### WHAT YOU HAVE TO DO
Convert the records, from their first line through the line containing "367, 456, 519]", into a JSON list of strings with one string per line, leaving out blank lines.

### RECORDS FOR THE TASK
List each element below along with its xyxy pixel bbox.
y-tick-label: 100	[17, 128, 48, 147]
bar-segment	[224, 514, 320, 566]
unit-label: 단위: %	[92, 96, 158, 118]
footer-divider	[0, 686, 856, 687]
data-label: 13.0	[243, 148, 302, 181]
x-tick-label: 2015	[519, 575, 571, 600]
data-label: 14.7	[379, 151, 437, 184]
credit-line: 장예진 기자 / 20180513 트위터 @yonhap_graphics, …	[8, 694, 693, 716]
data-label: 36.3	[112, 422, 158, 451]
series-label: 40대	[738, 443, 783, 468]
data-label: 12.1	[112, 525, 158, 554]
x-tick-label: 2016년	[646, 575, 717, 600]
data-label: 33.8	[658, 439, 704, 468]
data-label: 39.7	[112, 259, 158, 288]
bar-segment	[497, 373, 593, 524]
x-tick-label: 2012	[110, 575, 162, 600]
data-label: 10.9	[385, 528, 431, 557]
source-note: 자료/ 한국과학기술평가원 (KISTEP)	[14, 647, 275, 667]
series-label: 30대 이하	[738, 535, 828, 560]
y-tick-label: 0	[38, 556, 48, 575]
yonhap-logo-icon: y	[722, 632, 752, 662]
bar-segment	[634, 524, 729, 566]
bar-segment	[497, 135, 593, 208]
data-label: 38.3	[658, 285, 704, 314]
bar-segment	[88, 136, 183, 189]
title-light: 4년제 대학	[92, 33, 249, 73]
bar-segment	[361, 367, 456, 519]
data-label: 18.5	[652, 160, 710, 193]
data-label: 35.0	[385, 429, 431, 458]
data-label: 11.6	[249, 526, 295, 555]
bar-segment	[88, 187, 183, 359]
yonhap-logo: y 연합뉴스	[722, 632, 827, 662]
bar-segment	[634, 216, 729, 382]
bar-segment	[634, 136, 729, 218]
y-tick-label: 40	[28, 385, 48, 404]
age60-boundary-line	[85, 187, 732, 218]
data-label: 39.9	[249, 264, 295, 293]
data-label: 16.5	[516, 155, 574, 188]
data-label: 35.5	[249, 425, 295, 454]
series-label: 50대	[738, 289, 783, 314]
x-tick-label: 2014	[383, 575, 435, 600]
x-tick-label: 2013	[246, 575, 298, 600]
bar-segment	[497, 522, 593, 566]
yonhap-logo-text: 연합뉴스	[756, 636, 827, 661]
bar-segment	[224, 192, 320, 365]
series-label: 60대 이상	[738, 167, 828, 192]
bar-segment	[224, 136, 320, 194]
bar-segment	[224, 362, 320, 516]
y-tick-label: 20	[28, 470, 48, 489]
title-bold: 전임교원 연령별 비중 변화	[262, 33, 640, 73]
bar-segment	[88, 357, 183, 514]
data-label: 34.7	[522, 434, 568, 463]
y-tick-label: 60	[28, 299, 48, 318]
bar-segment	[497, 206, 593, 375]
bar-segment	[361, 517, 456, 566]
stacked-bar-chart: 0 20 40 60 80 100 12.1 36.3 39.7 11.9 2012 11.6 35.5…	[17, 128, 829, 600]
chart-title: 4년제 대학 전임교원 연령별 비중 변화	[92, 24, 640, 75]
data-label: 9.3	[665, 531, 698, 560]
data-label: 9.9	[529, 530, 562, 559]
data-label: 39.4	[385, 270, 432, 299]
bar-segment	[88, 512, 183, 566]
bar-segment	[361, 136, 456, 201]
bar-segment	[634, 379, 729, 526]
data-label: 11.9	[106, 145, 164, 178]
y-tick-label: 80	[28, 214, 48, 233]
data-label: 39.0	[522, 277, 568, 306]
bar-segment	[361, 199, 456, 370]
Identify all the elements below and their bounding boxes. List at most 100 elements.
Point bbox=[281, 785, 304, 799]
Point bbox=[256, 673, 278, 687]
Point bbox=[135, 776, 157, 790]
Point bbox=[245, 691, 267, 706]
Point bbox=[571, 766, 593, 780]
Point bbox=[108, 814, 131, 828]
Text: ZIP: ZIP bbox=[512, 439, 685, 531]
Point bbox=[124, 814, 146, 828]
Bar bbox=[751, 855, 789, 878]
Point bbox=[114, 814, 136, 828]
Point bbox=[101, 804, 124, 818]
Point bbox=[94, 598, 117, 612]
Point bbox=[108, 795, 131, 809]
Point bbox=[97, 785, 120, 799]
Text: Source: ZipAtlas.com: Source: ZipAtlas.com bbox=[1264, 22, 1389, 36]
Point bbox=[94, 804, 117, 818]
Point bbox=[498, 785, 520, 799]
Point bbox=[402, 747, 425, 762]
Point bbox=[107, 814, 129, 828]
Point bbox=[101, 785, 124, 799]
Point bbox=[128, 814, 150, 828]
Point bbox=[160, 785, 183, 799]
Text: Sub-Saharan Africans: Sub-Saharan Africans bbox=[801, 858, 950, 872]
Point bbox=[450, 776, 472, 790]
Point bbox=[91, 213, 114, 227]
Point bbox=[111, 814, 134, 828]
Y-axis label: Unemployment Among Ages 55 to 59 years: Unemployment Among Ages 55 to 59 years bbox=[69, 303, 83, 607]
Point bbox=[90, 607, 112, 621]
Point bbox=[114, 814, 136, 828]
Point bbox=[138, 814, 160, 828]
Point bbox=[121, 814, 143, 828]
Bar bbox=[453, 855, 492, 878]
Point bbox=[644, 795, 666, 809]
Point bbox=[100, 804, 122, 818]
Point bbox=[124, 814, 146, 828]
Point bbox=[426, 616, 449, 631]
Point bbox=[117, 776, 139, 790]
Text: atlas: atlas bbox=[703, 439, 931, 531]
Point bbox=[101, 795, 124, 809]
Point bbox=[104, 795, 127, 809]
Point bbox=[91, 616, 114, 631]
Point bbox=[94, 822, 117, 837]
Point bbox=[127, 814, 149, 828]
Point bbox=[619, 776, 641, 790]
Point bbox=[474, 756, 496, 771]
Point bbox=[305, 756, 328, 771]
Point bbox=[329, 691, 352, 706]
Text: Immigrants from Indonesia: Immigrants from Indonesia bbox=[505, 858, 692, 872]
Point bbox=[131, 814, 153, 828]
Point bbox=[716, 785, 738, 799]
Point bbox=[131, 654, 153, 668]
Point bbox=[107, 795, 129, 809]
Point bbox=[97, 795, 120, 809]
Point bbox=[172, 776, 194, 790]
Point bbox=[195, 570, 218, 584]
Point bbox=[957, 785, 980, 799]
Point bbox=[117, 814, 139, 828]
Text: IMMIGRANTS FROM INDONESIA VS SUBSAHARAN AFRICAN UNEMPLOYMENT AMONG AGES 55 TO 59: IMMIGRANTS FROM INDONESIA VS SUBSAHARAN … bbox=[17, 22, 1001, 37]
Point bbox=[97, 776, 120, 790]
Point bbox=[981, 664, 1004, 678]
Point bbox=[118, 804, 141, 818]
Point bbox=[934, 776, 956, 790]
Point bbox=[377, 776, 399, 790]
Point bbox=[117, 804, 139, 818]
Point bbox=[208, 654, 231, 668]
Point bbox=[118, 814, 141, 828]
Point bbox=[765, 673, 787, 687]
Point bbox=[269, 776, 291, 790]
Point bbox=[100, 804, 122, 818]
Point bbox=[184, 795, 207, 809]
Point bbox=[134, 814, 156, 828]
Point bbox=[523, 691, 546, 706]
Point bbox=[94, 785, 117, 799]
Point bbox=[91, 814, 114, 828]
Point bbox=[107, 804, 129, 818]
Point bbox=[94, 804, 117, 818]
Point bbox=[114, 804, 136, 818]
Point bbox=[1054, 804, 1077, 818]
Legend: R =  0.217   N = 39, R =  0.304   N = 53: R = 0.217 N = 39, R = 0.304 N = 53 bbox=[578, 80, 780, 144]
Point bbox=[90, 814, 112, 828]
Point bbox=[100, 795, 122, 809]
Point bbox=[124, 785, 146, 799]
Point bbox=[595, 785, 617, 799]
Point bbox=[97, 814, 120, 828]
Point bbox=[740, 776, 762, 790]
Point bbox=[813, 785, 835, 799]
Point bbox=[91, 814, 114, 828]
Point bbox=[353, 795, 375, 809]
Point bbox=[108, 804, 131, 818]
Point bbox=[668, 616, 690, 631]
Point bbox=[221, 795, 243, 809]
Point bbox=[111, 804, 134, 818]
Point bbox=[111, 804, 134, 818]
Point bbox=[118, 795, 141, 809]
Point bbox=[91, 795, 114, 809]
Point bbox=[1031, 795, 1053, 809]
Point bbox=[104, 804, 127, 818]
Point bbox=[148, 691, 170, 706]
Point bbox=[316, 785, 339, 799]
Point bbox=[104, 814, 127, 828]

### CORRECT ANSWER
[
  "List each element below along with its xyxy pixel bbox.",
  "y-tick-label: 100\t[17, 128, 48, 147]",
  "bar-segment\t[224, 514, 320, 566]",
  "unit-label: 단위: %\t[92, 96, 158, 118]",
  "footer-divider\t[0, 686, 856, 687]",
  "data-label: 13.0\t[243, 148, 302, 181]",
  "x-tick-label: 2015\t[519, 575, 571, 600]",
  "data-label: 14.7\t[379, 151, 437, 184]",
  "credit-line: 장예진 기자 / 20180513 트위터 @yonhap_graphics, …\t[8, 694, 693, 716]",
  "data-label: 36.3\t[112, 422, 158, 451]",
  "series-label: 40대\t[738, 443, 783, 468]",
  "data-label: 12.1\t[112, 525, 158, 554]",
  "x-tick-label: 2016년\t[646, 575, 717, 600]",
  "data-label: 33.8\t[658, 439, 704, 468]",
  "data-label: 39.7\t[112, 259, 158, 288]",
  "bar-segment\t[497, 373, 593, 524]",
  "x-tick-label: 2012\t[110, 575, 162, 600]",
  "data-label: 10.9\t[385, 528, 431, 557]",
  "source-note: 자료/ 한국과학기술평가원 (KISTEP)\t[14, 647, 275, 667]",
  "series-label: 30대 이하\t[738, 535, 828, 560]",
  "y-tick-label: 0\t[38, 556, 48, 575]",
  "yonhap-logo-icon: y\t[722, 632, 752, 662]",
  "bar-segment\t[634, 524, 729, 566]",
  "bar-segment\t[497, 135, 593, 208]",
  "data-label: 38.3\t[658, 285, 704, 314]",
  "bar-segment\t[88, 136, 183, 189]",
  "title-light: 4년제 대학\t[92, 33, 249, 73]",
  "bar-segment\t[361, 367, 456, 519]"
]